◆ What is asked ◆
Reproduce all of the material exactly as shown.

[Data excerpts]
····················
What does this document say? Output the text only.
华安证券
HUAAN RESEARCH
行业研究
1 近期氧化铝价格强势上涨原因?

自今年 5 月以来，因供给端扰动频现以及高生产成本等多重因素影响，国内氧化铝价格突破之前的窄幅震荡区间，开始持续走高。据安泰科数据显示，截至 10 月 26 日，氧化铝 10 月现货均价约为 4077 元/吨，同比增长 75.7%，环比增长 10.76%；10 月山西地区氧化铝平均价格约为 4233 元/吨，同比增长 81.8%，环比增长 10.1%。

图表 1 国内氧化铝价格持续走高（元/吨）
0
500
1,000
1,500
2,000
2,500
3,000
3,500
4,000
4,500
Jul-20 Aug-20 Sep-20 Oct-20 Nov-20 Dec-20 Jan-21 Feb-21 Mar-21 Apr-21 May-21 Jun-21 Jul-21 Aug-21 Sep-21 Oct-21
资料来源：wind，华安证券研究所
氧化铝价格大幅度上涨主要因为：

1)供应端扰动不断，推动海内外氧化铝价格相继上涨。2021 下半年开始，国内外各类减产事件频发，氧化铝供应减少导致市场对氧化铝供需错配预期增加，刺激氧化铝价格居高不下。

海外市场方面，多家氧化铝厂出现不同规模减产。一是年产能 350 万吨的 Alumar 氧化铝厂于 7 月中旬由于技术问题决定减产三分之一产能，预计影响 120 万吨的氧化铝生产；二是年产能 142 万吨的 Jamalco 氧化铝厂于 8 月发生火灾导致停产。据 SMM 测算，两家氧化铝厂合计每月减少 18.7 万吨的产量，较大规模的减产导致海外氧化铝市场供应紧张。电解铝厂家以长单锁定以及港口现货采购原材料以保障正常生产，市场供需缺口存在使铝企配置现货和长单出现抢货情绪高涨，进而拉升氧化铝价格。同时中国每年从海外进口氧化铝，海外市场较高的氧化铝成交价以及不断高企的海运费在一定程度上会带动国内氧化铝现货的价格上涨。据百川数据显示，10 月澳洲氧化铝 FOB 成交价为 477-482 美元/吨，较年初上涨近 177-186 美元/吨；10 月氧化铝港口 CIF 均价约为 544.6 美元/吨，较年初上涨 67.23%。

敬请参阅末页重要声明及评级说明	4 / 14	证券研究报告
····················
◆ Result for this exercise ◆
What does this document say? Output the text only.
华安证券
HUAAN RESEARCH
行业研究
1 近期氧化铝价格强势上涨原因?

自今年 5 月以来，因供给端扰动频现以及高生产成本等多重因素影响，国内氧化铝价格突破之前的窄幅震荡区间，开始持续走高。据安泰科数据显示，截至 10 月 26 日，氧化铝 10 月现货均价约为 4077 元/吨，同比增长 75.7%，环比增长 10.76%；10 月山西地区氧化铝平均价格约为 4233 元/吨，同比增长 81.8%，环比增长 10.1%。

图表 1 国内氧化铝价格持续走高（元/吨）
0
500
1,000
1,500
2,000
2,500
3,000
3,500
4,000
4,500
Jul-20 Aug-20 Sep-20 Oct-20 Nov-20 Dec-20 Jan-21 Feb-21 Mar-21 Apr-21 May-21 Jun-21 Jul-21 Aug-21 Sep-21 Oct-21
资料来源：wind，华安证券研究所
氧化铝价格大幅度上涨主要因为：

1)供应端扰动不断，推动海内外氧化铝价格相继上涨。2021 下半年开始，国内外各类减产事件频发，氧化铝供应减少导致市场对氧化铝供需错配预期增加，刺激氧化铝价格居高不下。

海外市场方面，多家氧化铝厂出现不同规模减产。一是年产能 350 万吨的 Alumar 氧化铝厂于 7 月中旬由于技术问题决定减产三分之一产能，预计影响 120 万吨的氧化铝生产；二是年产能 142 万吨的 Jamalco 氧化铝厂于 8 月发生火灾导致停产。据 SMM 测算，两家氧化铝厂合计每月减少 18.7 万吨的产量，较大规模的减产导致海外氧化铝市场供应紧张。电解铝厂家以长单锁定以及港口现货采购原材料以保障正常生产，市场供需缺口存在使铝企配置现货和长单出现抢货情绪高涨，进而拉升氧化铝价格。同时中国每年从海外进口氧化铝，海外市场较高的氧化铝成交价以及不断高企的海运费在一定程度上会带动国内氧化铝现货的价格上涨。据百川数据显示，10 月澳洲氧化铝 FOB 成交价为 477-482 美元/吨，较年初上涨近 177-186 美元/吨；10 月氧化铝港口 CIF 均价约为 544.6 美元/吨，较年初上涨 67.23%。

敬请参阅末页重要声明及评级说明	4 / 14	证券研究报告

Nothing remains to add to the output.